Reproduce, word for word, every line starting at the line that contains "Type out the text in this image." and ending with the final line of the entries.

(Rows from a dataset)
'''

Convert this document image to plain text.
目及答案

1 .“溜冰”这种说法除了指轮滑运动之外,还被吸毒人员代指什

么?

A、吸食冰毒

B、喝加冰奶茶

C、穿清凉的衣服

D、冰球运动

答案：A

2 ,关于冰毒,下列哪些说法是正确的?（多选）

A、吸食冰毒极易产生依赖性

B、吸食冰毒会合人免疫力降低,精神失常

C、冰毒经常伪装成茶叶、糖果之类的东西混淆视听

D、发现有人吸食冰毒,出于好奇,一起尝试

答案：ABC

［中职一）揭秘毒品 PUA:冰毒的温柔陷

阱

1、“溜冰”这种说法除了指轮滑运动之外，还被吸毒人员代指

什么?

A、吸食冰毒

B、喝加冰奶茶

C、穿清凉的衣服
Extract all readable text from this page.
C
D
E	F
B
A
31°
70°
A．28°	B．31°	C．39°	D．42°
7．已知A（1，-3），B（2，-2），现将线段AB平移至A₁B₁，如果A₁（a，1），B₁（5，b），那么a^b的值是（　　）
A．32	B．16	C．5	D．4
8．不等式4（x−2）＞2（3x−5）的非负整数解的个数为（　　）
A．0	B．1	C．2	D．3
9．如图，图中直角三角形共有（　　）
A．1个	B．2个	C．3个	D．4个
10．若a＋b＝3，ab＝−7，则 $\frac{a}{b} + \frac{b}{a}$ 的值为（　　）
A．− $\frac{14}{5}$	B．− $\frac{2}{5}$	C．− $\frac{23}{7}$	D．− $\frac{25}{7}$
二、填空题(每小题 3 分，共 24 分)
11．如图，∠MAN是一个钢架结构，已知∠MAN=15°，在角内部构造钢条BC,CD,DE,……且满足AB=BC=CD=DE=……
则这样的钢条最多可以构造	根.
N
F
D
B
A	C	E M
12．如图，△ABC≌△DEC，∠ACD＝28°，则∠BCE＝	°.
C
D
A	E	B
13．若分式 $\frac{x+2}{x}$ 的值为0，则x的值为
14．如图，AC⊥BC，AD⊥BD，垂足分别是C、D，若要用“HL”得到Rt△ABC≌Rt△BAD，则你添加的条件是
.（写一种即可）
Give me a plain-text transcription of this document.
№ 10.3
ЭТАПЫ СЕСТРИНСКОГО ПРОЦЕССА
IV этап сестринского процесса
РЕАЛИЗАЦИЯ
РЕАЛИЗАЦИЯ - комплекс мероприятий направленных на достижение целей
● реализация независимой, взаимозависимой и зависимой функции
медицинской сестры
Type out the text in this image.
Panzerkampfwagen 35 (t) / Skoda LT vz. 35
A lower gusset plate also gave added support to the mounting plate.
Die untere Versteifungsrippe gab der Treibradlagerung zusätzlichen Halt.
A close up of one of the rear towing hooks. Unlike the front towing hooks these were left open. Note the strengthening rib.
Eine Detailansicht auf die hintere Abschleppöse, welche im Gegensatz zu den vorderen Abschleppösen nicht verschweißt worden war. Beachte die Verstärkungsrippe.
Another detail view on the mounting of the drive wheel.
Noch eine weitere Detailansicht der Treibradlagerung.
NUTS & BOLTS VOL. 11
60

'''

- Full response -
Type out the text in this image.
Panzerkampfwagen 35 (t) / Skoda LT vz. 35
A lower gusset plate also gave added support to the mounting plate.
Die untere Versteifungsrippe gab der Treibradlagerung zusätzlichen Halt.
A close up of one of the rear towing hooks. Unlike the front towing hooks these were left open. Note the strengthening rib.
Eine Detailansicht auf die hintere Abschleppöse, welche im Gegensatz zu den vorderen Abschleppösen nicht verschweißt worden war. Beachte die Verstärkungsrippe.
Another detail view on the mounting of the drive wheel.
Noch eine weitere Detailansicht der Treibradlagerung.
NUTS & BOLTS VOL. 11
60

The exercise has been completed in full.